**The exercise**
Review the material line by line. Identify and copy every line that contains the string "exports".

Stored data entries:

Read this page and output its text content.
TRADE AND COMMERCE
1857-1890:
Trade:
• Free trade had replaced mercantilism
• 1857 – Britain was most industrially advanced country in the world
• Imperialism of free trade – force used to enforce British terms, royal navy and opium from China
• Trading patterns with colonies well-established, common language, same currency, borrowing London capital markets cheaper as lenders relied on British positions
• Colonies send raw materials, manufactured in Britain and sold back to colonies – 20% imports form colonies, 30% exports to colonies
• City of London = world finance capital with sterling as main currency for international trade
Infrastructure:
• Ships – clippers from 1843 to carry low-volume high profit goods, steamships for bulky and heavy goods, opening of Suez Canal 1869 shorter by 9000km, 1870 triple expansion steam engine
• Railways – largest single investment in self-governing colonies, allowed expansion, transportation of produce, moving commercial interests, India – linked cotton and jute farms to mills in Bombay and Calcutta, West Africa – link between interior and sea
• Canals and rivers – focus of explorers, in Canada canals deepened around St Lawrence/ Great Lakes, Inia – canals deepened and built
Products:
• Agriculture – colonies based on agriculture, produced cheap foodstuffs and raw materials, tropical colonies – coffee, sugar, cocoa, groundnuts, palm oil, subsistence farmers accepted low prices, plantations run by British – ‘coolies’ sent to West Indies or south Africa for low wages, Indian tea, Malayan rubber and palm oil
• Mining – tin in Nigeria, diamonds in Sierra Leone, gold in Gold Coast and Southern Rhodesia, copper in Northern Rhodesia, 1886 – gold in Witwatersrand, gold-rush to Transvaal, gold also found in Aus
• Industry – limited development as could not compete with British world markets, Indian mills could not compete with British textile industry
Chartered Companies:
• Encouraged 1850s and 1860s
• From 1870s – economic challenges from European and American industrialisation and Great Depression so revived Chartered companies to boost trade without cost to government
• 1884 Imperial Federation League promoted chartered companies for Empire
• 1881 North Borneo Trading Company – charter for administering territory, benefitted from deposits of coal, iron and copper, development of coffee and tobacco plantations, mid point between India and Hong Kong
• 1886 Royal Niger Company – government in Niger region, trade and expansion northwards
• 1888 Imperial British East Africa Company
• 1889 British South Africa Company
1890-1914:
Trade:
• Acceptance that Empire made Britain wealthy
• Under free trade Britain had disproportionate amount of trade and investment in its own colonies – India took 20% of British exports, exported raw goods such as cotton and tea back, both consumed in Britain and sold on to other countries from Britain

**The completed task**
• Colonies send raw materials, manufactured in Britain and sold back to colonies – 20% imports form colonies, 30% exports to colonies
• Under free trade Britain had disproportionate amount of trade and investment in its own colonies – India took 20% of British exports, exported raw goods such as cotton and tea back, both consumed in Britain and sold on to other countries from Britain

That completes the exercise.